[BEGIN AVAILABLE DATA]

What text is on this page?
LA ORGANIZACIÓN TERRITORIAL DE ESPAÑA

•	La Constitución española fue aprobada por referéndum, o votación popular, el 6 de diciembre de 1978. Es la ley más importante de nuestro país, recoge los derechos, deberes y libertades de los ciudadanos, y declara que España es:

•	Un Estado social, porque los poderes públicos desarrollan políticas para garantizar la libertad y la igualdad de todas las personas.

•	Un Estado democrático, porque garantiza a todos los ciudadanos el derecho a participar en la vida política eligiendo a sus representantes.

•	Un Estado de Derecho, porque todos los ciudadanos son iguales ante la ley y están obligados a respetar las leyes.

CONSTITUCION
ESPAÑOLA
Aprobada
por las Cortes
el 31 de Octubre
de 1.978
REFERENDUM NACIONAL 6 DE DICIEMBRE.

[END AVAILABLE DATA]

(GIVEN TASK): Copy out each line exactly.

(FINAL RESULT):
What text is on this page?
LA ORGANIZACIÓN TERRITORIAL DE ESPAÑA

•	La Constitución española fue aprobada por referéndum, o votación popular, el 6 de diciembre de 1978. Es la ley más importante de nuestro país, recoge los derechos, deberes y libertades de los ciudadanos, y declara que España es:

•	Un Estado social, porque los poderes públicos desarrollan políticas para garantizar la libertad y la igualdad de todas las personas.

•	Un Estado democrático, porque garantiza a todos los ciudadanos el derecho a participar en la vida política eligiendo a sus representantes.

•	Un Estado de Derecho, porque todos los ciudadanos son iguales ante la ley y están obligados a respetar las leyes.

CONSTITUCION
ESPAÑOLA
Aprobada
por las Cortes
el 31 de Octubre
de 1.978
REFERENDUM NACIONAL 6 DE DICIEMBRE.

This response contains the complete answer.